Task description: Extract every entry word for word. Skip the pictures.

----

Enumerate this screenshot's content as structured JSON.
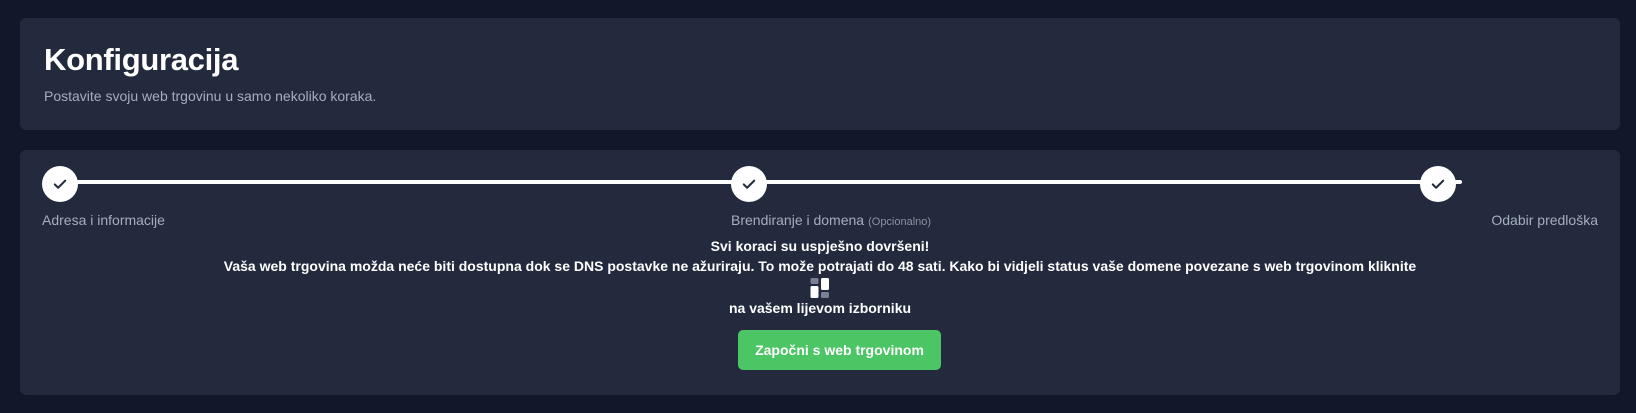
{
  "header": {
    "title": "Konfiguracija",
    "subtitle": "Postavite svoju web trgovinu u samo nekoliko koraka."
  },
  "steps": [
    {
      "label": "Adresa i informacije",
      "optional": "",
      "status": "completed"
    },
    {
      "label": "Brendiranje i domena",
      "optional": "(Opcionalno)",
      "status": "completed"
    },
    {
      "label": "Odabir predloška",
      "optional": "",
      "status": "completed"
    }
  ],
  "message": {
    "success": "Svi koraci su uspješno dovršeni!",
    "dns_notice": "Vaša web trgovina možda neće biti dostupna dok se DNS postavke ne ažuriraju. To može potrajati do 48 sati. Kako bi vidjeli status vaše domene povezane s web trgovinom kliknite",
    "menu_hint": "na vašem lijevom izborniku",
    "menu_icon": "dashboard-icon"
  },
  "actions": {
    "start_label": "Započni s web trgovinom"
  },
  "colors": {
    "background": "#121729",
    "card": "#232a3d",
    "accent": "#4cc665",
    "muted_text": "#a6adbf"
  }
}
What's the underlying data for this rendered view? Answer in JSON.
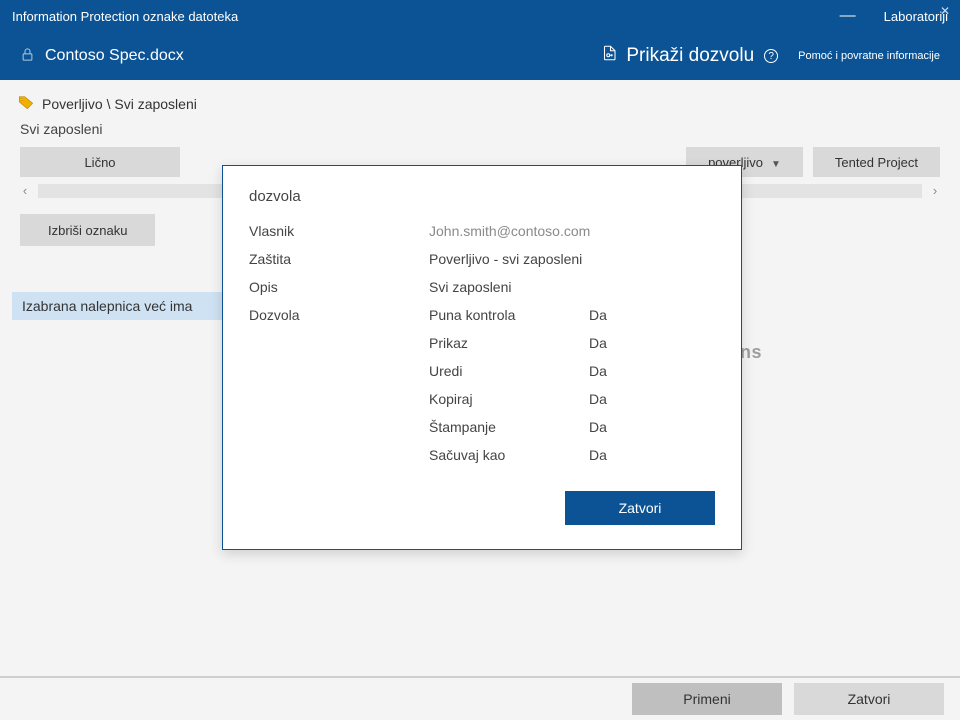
{
  "titlebar": {
    "title": "Information Protection oznake datoteka",
    "lab": "Laboratoriji"
  },
  "subbar": {
    "filename": "Contoso Spec.docx",
    "show_permission": "Prikaži dozvolu",
    "help": "Pomoć i povratne informacije"
  },
  "breadcrumb": "Poverljivo \\ Svi zaposleni",
  "section_heading": "Svi zaposleni",
  "labels": {
    "licno": "Lično",
    "poverljivo": "poverljivo",
    "tented": "Tented Project"
  },
  "delete_label": "Izbriši oznaku",
  "selected_msg": "Izabrana nalepnica već ima",
  "footer": {
    "apply": "Primeni",
    "close": "Zatvori"
  },
  "modal": {
    "title": "dozvola",
    "owner_label": "Vlasnik",
    "owner_value": "John.smith@contoso.com",
    "protection_label": "Zaštita",
    "protection_value": "Poverljivo - svi zaposleni",
    "description_label": "Opis",
    "description_value": "Svi zaposleni",
    "permission_label": "Dozvola",
    "permissions": [
      {
        "name": "Puna kontrola",
        "value": "Da"
      },
      {
        "name": "Prikaz",
        "value": "Da"
      },
      {
        "name": "Uredi",
        "value": "Da"
      },
      {
        "name": "Kopiraj",
        "value": "Da"
      },
      {
        "name": "Štampanje",
        "value": "Da"
      },
      {
        "name": "Sačuvaj kao",
        "value": "Da"
      }
    ],
    "close": "Zatvori"
  }
}
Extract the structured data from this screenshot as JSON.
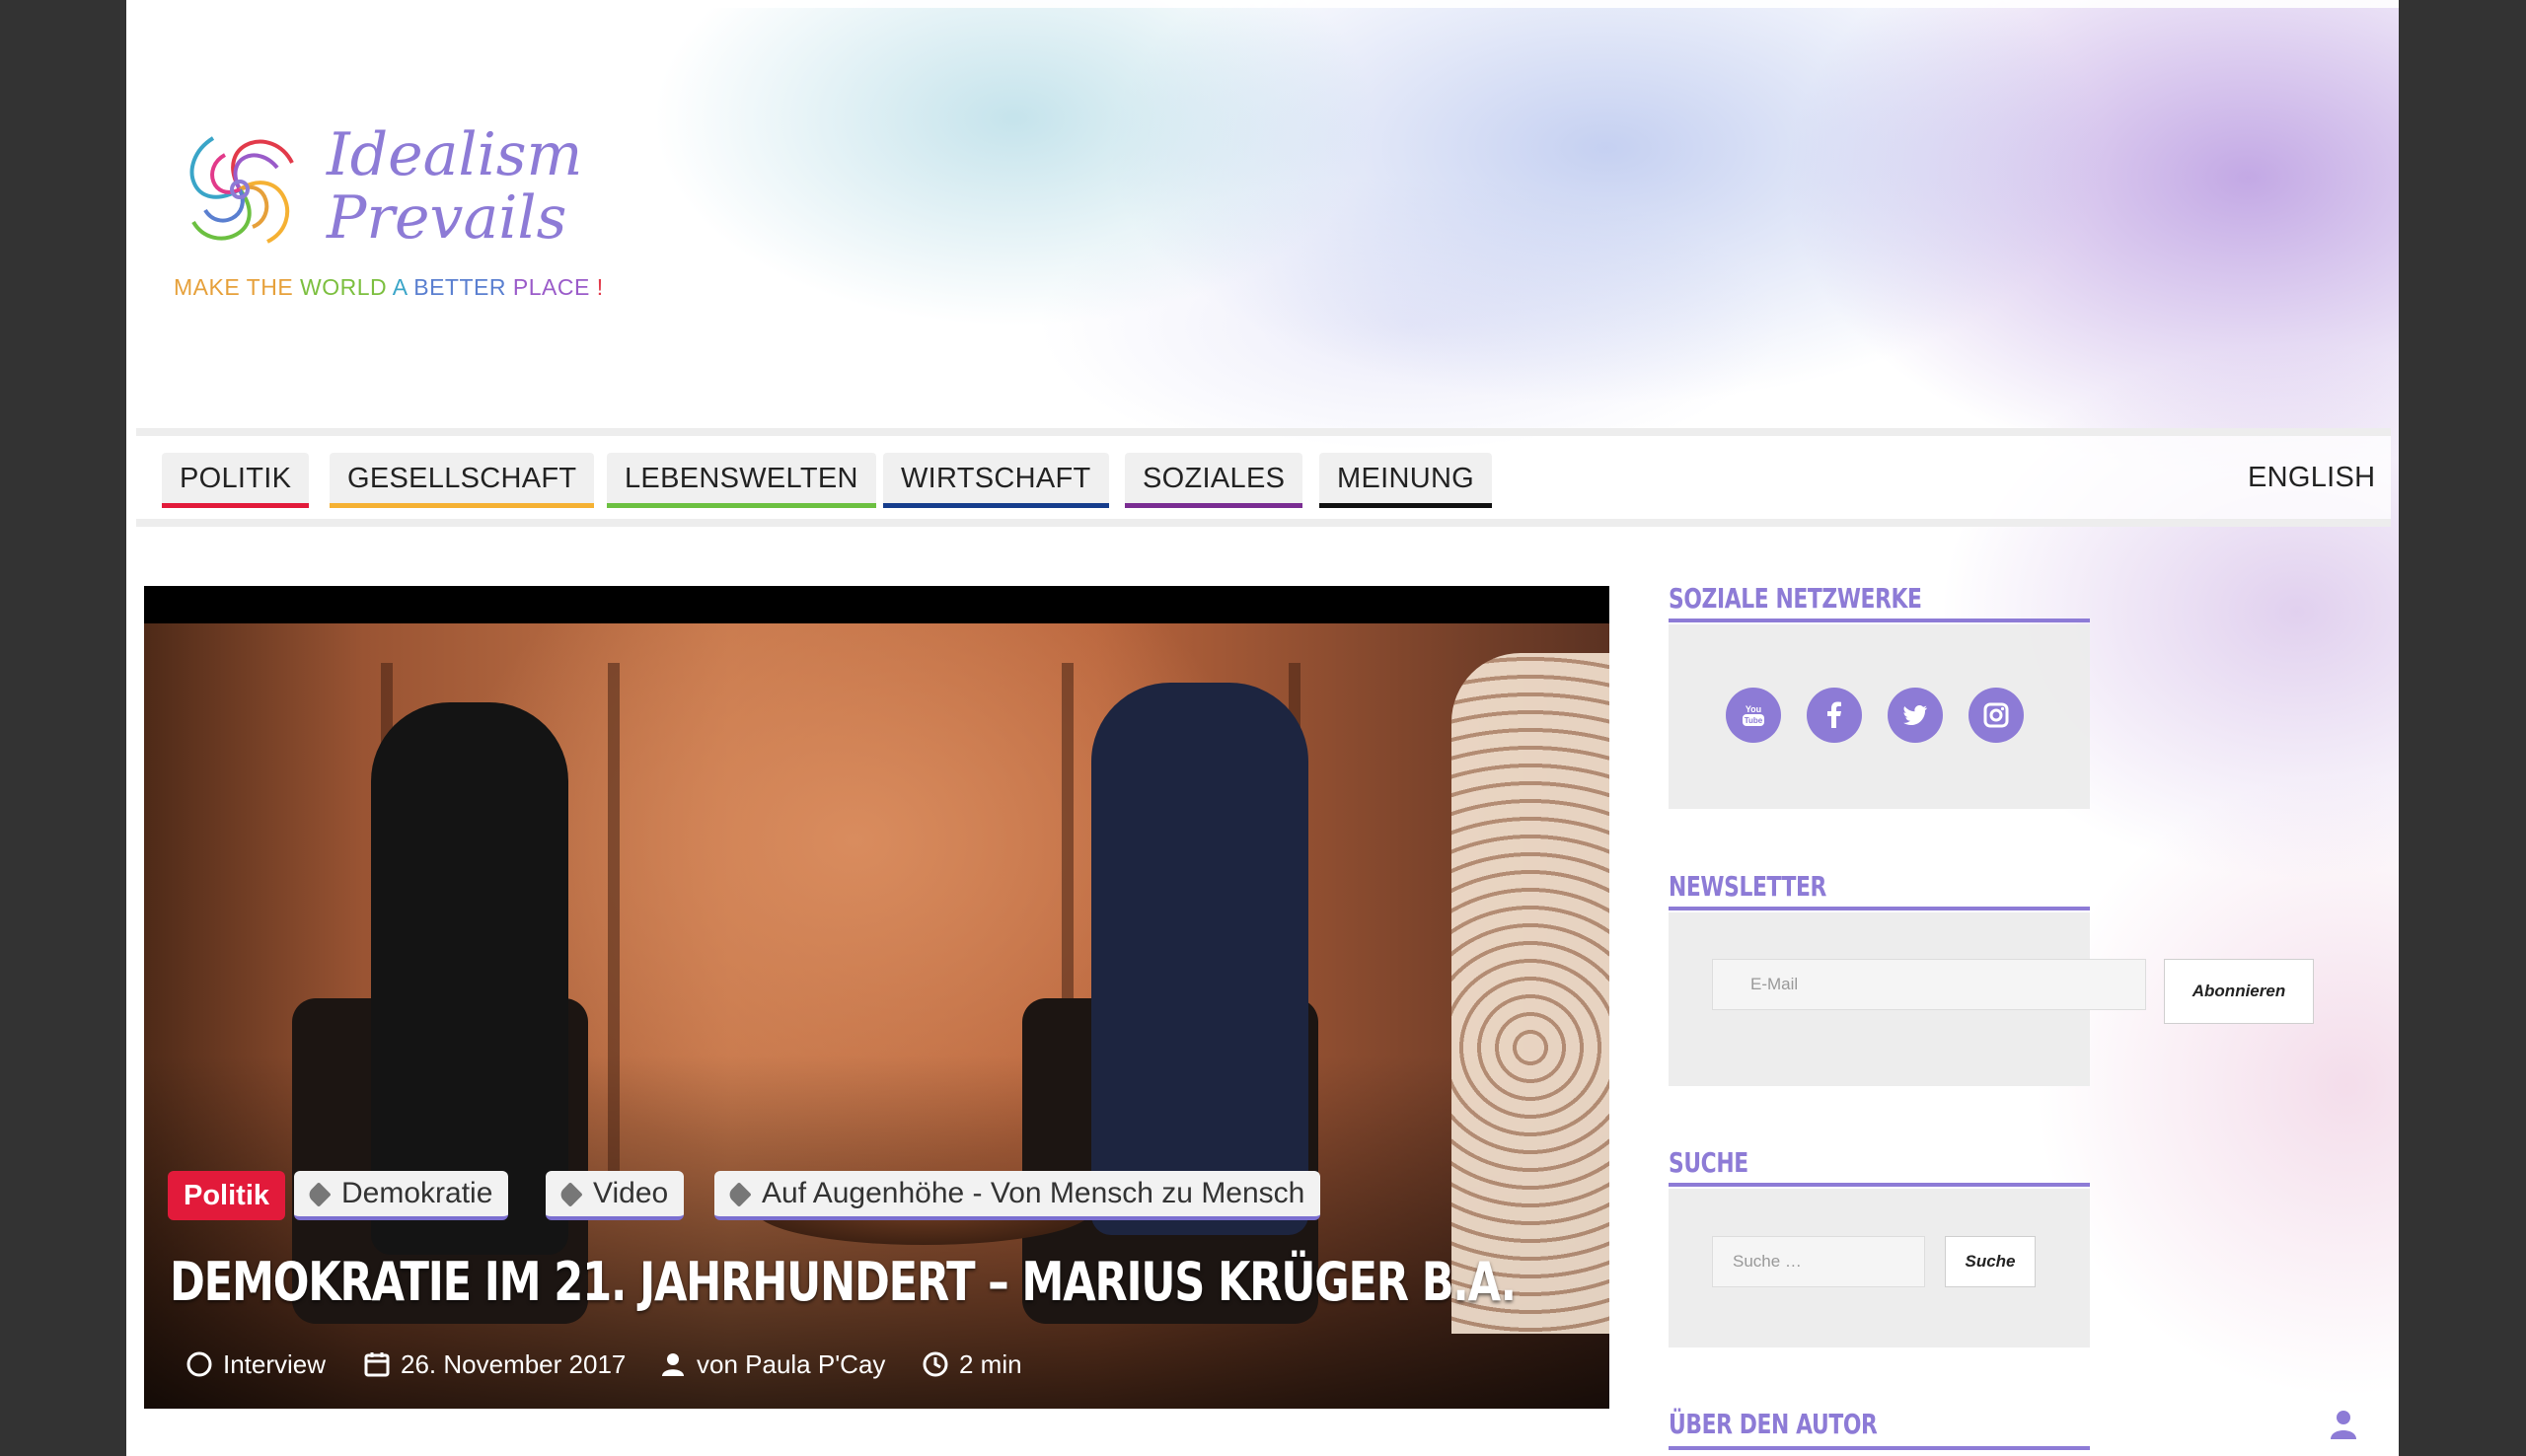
{
  "brand": {
    "name_line1": "Idealism",
    "name_line2": "Prevails",
    "tagline": [
      {
        "text": "MAKE ",
        "color": "#e6a03a"
      },
      {
        "text": "THE ",
        "color": "#e6a03a"
      },
      {
        "text": "WORLD ",
        "color": "#7cbf3f"
      },
      {
        "text": "A ",
        "color": "#3aa5c8"
      },
      {
        "text": "BETTER ",
        "color": "#5a7fd0"
      },
      {
        "text": "PLACE ",
        "color": "#9a5bc9"
      },
      {
        "text": "!",
        "color": "#e23a4a"
      }
    ]
  },
  "nav": {
    "items": [
      {
        "label": "POLITIK",
        "color": "#e21a3a"
      },
      {
        "label": "GESELLSCHAFT",
        "color": "#f5b133"
      },
      {
        "label": "LEBENSWELTEN",
        "color": "#6cc041"
      },
      {
        "label": "WIRTSCHAFT",
        "color": "#163d8c"
      },
      {
        "label": "SOZIALES",
        "color": "#7a2d92"
      },
      {
        "label": "MEINUNG",
        "color": "#111111"
      }
    ],
    "language": "ENGLISH"
  },
  "hero": {
    "category": "Politik",
    "tags": [
      "Demokratie",
      "Video",
      "Auf Augenhöhe - Von Mensch zu Mensch"
    ],
    "title": "DEMOKRATIE IM 21. JAHRHUNDERT – MARIUS KRÜGER B.A.",
    "meta": {
      "format": "Interview",
      "date": "26. November 2017",
      "author": "von Paula P'Cay",
      "reading_time": "2 min"
    }
  },
  "sidebar": {
    "social_title": "SOZIALE NETZWERKE",
    "social_icons": [
      "youtube-icon",
      "facebook-icon",
      "twitter-icon",
      "instagram-icon"
    ],
    "newsletter_title": "NEWSLETTER",
    "newsletter_placeholder": "E-Mail",
    "newsletter_button": "Abonnieren",
    "search_title": "SUCHE",
    "search_placeholder": "Suche …",
    "search_button": "Suche",
    "author_title": "ÜBER DEN AUTOR"
  },
  "colors": {
    "accent": "#8d7bd6",
    "category_red": "#e21a3a",
    "outer_background": "#333333"
  }
}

----

Solution to this exercise:
Enumerate this screenshot's content as structured JSON.
{
  "header": {
    "title": "Konfiguracija",
    "subtitle": "Postavite svoju web trgovinu u samo nekoliko koraka."
  },
  "steps": [
    {
      "label": "Adresa i informacije",
      "optional": "",
      "status": "completed"
    },
    {
      "label": "Brendiranje i domena",
      "optional": "(Opcionalno)",
      "status": "completed"
    },
    {
      "label": "Odabir predloška",
      "optional": "",
      "status": "completed"
    }
  ],
  "message": {
    "success": "Svi koraci su uspješno dovršeni!",
    "dns_notice": "Vaša web trgovina možda neće biti dostupna dok se DNS postavke ne ažuriraju. To može potrajati do 48 sati. Kako bi vidjeli status vaše domene povezane s web trgovinom kliknite",
    "menu_hint": "na vašem lijevom izborniku",
    "menu_icon": "dashboard-icon"
  },
  "actions": {
    "start_label": "Započni s web trgovinom"
  },
  "colors": {
    "background": "#121729",
    "card": "#232a3d",
    "accent": "#4cc665",
    "muted_text": "#a6adbf"
  }
}
What's the underlying data for this rendered view? Answer in JSON.
{
  "titlebar": {
    "title": "Information Protection oznake datoteka",
    "lab": "Laboratoriji"
  },
  "subbar": {
    "filename": "Contoso Spec.docx",
    "show_permission": "Prikaži dozvolu",
    "help": "Pomoć i povratne informacije"
  },
  "breadcrumb": "Poverljivo \\ Svi zaposleni",
  "section_heading": "Svi zaposleni",
  "labels": {
    "licno": "Lično",
    "poverljivo": "poverljivo",
    "tented": "Tented Project"
  },
  "delete_label": "Izbriši oznaku",
  "selected_msg": "Izabrana nalepnica već ima",
  "footer": {
    "apply": "Primeni",
    "close": "Zatvori"
  },
  "modal": {
    "title": "dozvola",
    "owner_label": "Vlasnik",
    "owner_value": "John.smith@contoso.com",
    "protection_label": "Zaštita",
    "protection_value": "Poverljivo - svi zaposleni",
    "description_label": "Opis",
    "description_value": "Svi zaposleni",
    "permission_label": "Dozvola",
    "permissions": [
      {
        "name": "Puna kontrola",
        "value": "Da"
      },
      {
        "name": "Prikaz",
        "value": "Da"
      },
      {
        "name": "Uredi",
        "value": "Da"
      },
      {
        "name": "Kopiraj",
        "value": "Da"
      },
      {
        "name": "Štampanje",
        "value": "Da"
      },
      {
        "name": "Sačuvaj kao",
        "value": "Da"
      }
    ],
    "close": "Zatvori"
  }
}
Extract the structured data from this screenshot as JSON.
{
  "brand": {
    "name_line1": "Idealism",
    "name_line2": "Prevails",
    "tagline": [
      {
        "text": "MAKE ",
        "color": "#e6a03a"
      },
      {
        "text": "THE ",
        "color": "#e6a03a"
      },
      {
        "text": "WORLD ",
        "color": "#7cbf3f"
      },
      {
        "text": "A ",
        "color": "#3aa5c8"
      },
      {
        "text": "BETTER ",
        "color": "#5a7fd0"
      },
      {
        "text": "PLACE ",
        "color": "#9a5bc9"
      },
      {
        "text": "!",
        "color": "#e23a4a"
      }
    ]
  },
  "nav": {
    "items": [
      {
        "label": "POLITIK",
        "color": "#e21a3a"
      },
      {
        "label": "GESELLSCHAFT",
        "color": "#f5b133"
      },
      {
        "label": "LEBENSWELTEN",
        "color": "#6cc041"
      },
      {
        "label": "WIRTSCHAFT",
        "color": "#163d8c"
      },
      {
        "label": "SOZIALES",
        "color": "#7a2d92"
      },
      {
        "label": "MEINUNG",
        "color": "#111111"
      }
    ],
    "language": "ENGLISH"
  },
  "hero": {
    "category": "Politik",
    "tags": [
      "Demokratie",
      "Video",
      "Auf Augenhöhe - Von Mensch zu Mensch"
    ],
    "title": "DEMOKRATIE IM 21. JAHRHUNDERT – MARIUS KRÜGER B.A.",
    "meta": {
      "format": "Interview",
      "date": "26. November 2017",
      "author": "von Paula P'Cay",
      "reading_time": "2 min"
    }
  },
  "sidebar": {
    "social_title": "SOZIALE NETZWERKE",
    "social_icons": [
      "youtube-icon",
      "facebook-icon",
      "twitter-icon",
      "instagram-icon"
    ],
    "newsletter_title": "NEWSLETTER",
    "newsletter_placeholder": "E-Mail",
    "newsletter_button": "Abonnieren",
    "search_title": "SUCHE",
    "search_placeholder": "Suche …",
    "search_button": "Suche",
    "author_title": "ÜBER DEN AUTOR"
  },
  "colors": {
    "accent": "#8d7bd6",
    "category_red": "#e21a3a",
    "outer_background": "#333333"
  }
}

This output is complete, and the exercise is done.